> [RECORDS TO USE]
--------
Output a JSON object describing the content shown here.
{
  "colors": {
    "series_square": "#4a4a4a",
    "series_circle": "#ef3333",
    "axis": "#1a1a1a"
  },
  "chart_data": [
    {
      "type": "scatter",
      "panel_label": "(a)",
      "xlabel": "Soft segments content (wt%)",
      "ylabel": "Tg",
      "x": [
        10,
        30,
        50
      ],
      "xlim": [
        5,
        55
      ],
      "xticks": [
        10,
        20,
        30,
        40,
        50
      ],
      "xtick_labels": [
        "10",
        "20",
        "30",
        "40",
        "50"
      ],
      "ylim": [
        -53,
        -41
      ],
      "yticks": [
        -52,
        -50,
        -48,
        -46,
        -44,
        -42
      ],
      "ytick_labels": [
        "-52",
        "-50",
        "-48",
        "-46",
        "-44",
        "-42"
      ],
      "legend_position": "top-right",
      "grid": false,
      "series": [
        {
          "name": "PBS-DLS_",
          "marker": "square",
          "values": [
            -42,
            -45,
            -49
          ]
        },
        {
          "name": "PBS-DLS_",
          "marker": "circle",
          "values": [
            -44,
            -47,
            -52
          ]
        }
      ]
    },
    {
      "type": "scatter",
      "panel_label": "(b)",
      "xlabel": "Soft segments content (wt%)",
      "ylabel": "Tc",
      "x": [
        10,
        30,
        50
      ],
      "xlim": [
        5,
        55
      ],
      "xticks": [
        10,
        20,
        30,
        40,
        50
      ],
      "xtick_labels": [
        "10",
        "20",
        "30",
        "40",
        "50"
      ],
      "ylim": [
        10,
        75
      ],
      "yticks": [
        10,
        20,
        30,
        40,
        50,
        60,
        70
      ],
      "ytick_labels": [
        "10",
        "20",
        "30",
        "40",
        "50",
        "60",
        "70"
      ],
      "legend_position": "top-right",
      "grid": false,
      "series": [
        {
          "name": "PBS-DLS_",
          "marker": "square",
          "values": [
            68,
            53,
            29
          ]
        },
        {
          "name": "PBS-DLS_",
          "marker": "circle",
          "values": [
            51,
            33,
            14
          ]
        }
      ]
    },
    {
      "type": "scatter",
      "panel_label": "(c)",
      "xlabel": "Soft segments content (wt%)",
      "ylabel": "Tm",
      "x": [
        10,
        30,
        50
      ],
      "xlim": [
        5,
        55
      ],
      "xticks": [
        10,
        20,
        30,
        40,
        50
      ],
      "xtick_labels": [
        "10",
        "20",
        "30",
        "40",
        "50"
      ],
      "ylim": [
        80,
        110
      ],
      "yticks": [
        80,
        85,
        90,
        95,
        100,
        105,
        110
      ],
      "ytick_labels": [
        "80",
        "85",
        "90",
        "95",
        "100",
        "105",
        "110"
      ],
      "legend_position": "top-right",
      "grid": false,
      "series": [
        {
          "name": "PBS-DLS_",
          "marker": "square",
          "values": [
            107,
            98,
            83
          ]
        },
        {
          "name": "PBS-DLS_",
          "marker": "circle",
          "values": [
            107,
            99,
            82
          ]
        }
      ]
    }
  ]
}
--------
> [WHAT YOU NEED TO DO]
Without leaving anything out, give the entries again exactly.

> [OUTPUT FOR THIS TASK]
Output a JSON object describing the content shown here.
{
  "colors": {
    "series_square": "#4a4a4a",
    "series_circle": "#ef3333",
    "axis": "#1a1a1a"
  },
  "chart_data": [
    {
      "type": "scatter",
      "panel_label": "(a)",
      "xlabel": "Soft segments content (wt%)",
      "ylabel": "Tg",
      "x": [
        10,
        30,
        50
      ],
      "xlim": [
        5,
        55
      ],
      "xticks": [
        10,
        20,
        30,
        40,
        50
      ],
      "xtick_labels": [
        "10",
        "20",
        "30",
        "40",
        "50"
      ],
      "ylim": [
        -53,
        -41
      ],
      "yticks": [
        -52,
        -50,
        -48,
        -46,
        -44,
        -42
      ],
      "ytick_labels": [
        "-52",
        "-50",
        "-48",
        "-46",
        "-44",
        "-42"
      ],
      "legend_position": "top-right",
      "grid": false,
      "series": [
        {
          "name": "PBS-DLS_",
          "marker": "square",
          "values": [
            -42,
            -45,
            -49
          ]
        },
        {
          "name": "PBS-DLS_",
          "marker": "circle",
          "values": [
            -44,
            -47,
            -52
          ]
        }
      ]
    },
    {
      "type": "scatter",
      "panel_label": "(b)",
      "xlabel": "Soft segments content (wt%)",
      "ylabel": "Tc",
      "x": [
        10,
        30,
        50
      ],
      "xlim": [
        5,
        55
      ],
      "xticks": [
        10,
        20,
        30,
        40,
        50
      ],
      "xtick_labels": [
        "10",
        "20",
        "30",
        "40",
        "50"
      ],
      "ylim": [
        10,
        75
      ],
      "yticks": [
        10,
        20,
        30,
        40,
        50,
        60,
        70
      ],
      "ytick_labels": [
        "10",
        "20",
        "30",
        "40",
        "50",
        "60",
        "70"
      ],
      "legend_position": "top-right",
      "grid": false,
      "series": [
        {
          "name": "PBS-DLS_",
          "marker": "square",
          "values": [
            68,
            53,
            29
          ]
        },
        {
          "name": "PBS-DLS_",
          "marker": "circle",
          "values": [
            51,
            33,
            14
          ]
        }
      ]
    },
    {
      "type": "scatter",
      "panel_label": "(c)",
      "xlabel": "Soft segments content (wt%)",
      "ylabel": "Tm",
      "x": [
        10,
        30,
        50
      ],
      "xlim": [
        5,
        55
      ],
      "xticks": [
        10,
        20,
        30,
        40,
        50
      ],
      "xtick_labels": [
        "10",
        "20",
        "30",
        "40",
        "50"
      ],
      "ylim": [
        80,
        110
      ],
      "yticks": [
        80,
        85,
        90,
        95,
        100,
        105,
        110
      ],
      "ytick_labels": [
        "80",
        "85",
        "90",
        "95",
        "100",
        "105",
        "110"
      ],
      "legend_position": "top-right",
      "grid": false,
      "series": [
        {
          "name": "PBS-DLS_",
          "marker": "square",
          "values": [
            107,
            98,
            83
          ]
        },
        {
          "name": "PBS-DLS_",
          "marker": "circle",
          "values": [
            107,
            99,
            82
          ]
        }
      ]
    }
  ]
}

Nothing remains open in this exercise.